**REQUIREMENT**: Print the lines of the listing without any change, beginning at the line that has "Identify all the" and stopping after the line that has "legend-label: LDEO-HPD <box>601".

━━━━━━━━━━

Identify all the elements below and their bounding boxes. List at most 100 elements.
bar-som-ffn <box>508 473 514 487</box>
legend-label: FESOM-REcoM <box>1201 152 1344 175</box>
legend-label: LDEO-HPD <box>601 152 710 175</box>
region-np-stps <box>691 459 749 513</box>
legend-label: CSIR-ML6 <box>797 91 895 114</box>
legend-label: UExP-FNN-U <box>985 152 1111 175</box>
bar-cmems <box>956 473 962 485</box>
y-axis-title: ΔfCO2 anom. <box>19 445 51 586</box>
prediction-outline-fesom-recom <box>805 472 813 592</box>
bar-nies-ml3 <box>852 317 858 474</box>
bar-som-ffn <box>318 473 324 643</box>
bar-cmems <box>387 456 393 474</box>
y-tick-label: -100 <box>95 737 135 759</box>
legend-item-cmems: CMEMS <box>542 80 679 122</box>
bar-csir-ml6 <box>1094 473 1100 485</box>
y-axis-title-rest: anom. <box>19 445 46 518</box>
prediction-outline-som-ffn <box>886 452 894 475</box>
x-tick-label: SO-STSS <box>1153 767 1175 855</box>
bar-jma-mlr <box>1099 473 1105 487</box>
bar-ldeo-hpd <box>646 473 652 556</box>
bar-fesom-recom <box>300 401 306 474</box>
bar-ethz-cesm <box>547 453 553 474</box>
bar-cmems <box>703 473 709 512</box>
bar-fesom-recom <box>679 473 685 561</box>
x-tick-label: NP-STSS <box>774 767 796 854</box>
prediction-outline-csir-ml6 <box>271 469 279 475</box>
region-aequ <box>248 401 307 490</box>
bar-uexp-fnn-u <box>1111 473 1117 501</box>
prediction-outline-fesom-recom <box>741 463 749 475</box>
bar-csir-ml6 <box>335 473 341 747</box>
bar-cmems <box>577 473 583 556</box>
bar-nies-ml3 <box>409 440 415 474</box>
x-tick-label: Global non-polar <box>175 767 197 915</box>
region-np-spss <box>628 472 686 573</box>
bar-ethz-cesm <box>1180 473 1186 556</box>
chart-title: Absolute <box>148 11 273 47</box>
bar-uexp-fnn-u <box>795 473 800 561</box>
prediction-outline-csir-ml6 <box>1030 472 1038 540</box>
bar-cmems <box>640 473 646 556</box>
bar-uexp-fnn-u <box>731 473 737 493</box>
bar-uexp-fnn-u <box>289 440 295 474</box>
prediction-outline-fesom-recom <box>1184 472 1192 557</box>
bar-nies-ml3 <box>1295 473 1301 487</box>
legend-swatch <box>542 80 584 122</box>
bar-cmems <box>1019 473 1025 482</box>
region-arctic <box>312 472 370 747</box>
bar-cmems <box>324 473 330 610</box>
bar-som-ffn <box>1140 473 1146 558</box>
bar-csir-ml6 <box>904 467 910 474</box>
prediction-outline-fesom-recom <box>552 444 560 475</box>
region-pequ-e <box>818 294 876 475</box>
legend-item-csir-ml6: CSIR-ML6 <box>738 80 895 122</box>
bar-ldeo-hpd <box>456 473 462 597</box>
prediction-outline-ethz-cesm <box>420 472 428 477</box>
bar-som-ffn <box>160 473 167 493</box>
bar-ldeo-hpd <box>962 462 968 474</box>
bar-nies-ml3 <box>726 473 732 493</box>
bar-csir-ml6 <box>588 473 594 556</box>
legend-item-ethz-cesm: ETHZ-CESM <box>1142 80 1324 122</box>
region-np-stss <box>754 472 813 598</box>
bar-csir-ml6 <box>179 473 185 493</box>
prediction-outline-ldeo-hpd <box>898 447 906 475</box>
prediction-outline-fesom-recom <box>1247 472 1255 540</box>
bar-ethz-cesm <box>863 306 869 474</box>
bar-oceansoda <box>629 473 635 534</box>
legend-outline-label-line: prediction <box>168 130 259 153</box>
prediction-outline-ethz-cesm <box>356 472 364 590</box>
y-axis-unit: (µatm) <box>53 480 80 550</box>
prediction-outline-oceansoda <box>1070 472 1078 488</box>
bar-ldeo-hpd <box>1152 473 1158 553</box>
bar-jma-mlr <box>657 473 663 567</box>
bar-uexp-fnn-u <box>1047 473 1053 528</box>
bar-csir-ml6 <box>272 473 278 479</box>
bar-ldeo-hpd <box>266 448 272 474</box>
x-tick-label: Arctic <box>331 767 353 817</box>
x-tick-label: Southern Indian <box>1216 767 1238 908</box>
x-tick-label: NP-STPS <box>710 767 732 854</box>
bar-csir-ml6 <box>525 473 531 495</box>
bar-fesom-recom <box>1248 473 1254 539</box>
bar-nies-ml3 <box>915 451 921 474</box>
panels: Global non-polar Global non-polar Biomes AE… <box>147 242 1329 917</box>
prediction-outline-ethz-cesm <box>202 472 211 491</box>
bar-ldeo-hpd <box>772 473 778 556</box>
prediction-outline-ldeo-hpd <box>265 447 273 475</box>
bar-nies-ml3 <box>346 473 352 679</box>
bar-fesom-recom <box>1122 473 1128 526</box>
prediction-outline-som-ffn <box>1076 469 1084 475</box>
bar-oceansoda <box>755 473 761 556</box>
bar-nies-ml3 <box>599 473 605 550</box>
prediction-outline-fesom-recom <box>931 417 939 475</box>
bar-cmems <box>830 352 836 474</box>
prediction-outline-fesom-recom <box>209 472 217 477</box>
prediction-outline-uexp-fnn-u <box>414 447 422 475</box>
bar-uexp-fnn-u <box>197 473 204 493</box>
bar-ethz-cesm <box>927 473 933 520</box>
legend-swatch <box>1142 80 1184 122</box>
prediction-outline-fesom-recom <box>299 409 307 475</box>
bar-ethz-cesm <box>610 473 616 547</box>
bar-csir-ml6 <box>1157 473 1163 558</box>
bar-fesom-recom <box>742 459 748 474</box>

━━━━━━━━━━

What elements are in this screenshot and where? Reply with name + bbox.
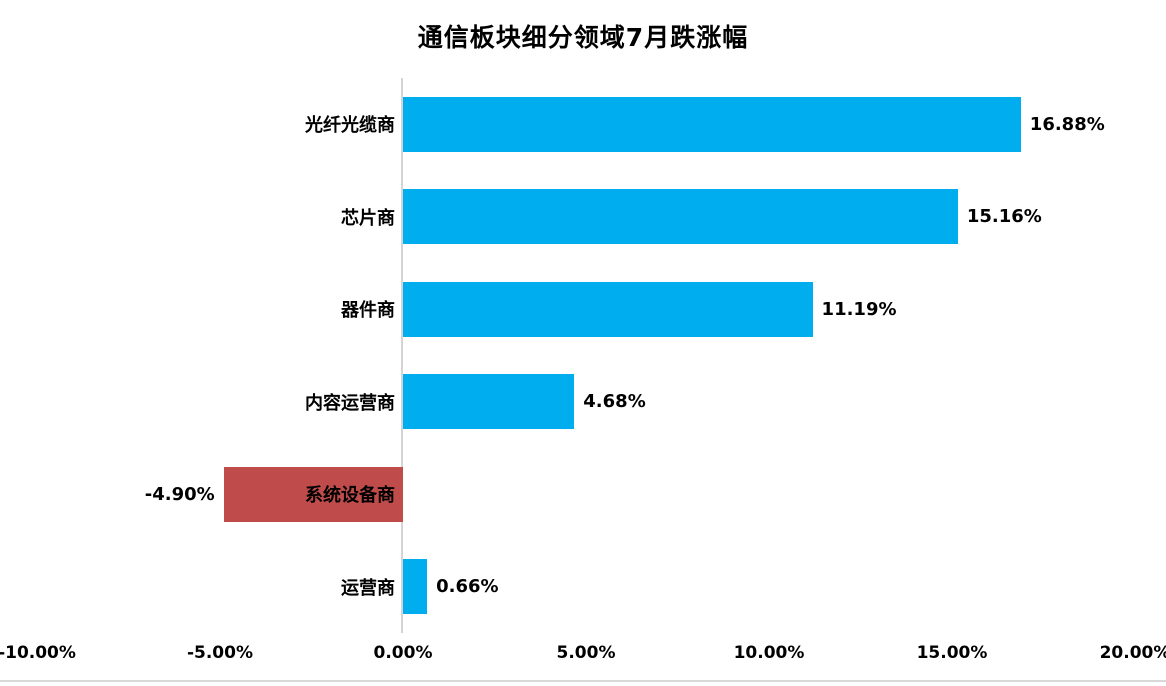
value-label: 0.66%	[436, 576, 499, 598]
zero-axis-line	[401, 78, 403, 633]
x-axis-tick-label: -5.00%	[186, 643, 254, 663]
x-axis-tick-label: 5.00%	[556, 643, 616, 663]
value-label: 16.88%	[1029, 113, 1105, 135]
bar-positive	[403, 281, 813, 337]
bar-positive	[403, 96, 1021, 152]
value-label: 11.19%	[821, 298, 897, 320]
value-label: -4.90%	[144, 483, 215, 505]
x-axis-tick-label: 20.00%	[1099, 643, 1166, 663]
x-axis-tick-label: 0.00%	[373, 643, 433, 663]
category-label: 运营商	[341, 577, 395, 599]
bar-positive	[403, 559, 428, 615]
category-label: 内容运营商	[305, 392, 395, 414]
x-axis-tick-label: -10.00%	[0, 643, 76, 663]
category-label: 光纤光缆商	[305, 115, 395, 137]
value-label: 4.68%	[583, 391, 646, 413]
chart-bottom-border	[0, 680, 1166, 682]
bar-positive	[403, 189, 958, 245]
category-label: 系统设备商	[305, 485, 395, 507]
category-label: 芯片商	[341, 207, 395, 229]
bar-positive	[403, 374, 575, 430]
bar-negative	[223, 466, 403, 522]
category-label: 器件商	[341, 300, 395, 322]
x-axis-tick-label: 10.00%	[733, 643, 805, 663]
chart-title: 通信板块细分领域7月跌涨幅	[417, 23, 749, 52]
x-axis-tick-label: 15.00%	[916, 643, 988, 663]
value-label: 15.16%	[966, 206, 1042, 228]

━━━━━━━━━━

**TASK ANSWER**:
Identify all the elements below and their bounding boxes. List at most 100 elements.
bar-som-ffn <box>508 473 514 487</box>
legend-label: FESOM-REcoM <box>1201 152 1344 175</box>
legend-label: LDEO-HPD <box>601 152 710 175</box>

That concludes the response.